**What is being asked:**
Each entry must appear again exactly as it does in the source.

**Recorded information:**

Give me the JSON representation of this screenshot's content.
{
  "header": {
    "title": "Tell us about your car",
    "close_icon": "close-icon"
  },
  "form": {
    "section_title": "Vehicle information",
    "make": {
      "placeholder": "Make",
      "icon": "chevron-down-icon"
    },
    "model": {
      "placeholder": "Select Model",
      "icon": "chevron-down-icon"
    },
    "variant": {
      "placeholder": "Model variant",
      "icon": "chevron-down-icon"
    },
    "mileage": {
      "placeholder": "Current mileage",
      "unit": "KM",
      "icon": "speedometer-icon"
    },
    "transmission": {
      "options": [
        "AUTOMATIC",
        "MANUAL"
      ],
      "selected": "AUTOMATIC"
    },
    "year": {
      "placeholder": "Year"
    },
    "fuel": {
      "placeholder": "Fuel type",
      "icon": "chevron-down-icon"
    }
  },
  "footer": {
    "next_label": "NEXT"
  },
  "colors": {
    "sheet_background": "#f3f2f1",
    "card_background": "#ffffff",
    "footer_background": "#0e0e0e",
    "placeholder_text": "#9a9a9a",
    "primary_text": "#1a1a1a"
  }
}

**Output of the task:**
Give me the JSON representation of this screenshot's content.
{
  "header": {
    "title": "Tell us about your car",
    "close_icon": "close-icon"
  },
  "form": {
    "section_title": "Vehicle information",
    "make": {
      "placeholder": "Make",
      "icon": "chevron-down-icon"
    },
    "model": {
      "placeholder": "Select Model",
      "icon": "chevron-down-icon"
    },
    "variant": {
      "placeholder": "Model variant",
      "icon": "chevron-down-icon"
    },
    "mileage": {
      "placeholder": "Current mileage",
      "unit": "KM",
      "icon": "speedometer-icon"
    },
    "transmission": {
      "options": [
        "AUTOMATIC",
        "MANUAL"
      ],
      "selected": "AUTOMATIC"
    },
    "year": {
      "placeholder": "Year"
    },
    "fuel": {
      "placeholder": "Fuel type",
      "icon": "chevron-down-icon"
    }
  },
  "footer": {
    "next_label": "NEXT"
  },
  "colors": {
    "sheet_background": "#f3f2f1",
    "card_background": "#ffffff",
    "footer_background": "#0e0e0e",
    "placeholder_text": "#9a9a9a",
    "primary_text": "#1a1a1a"
  }
}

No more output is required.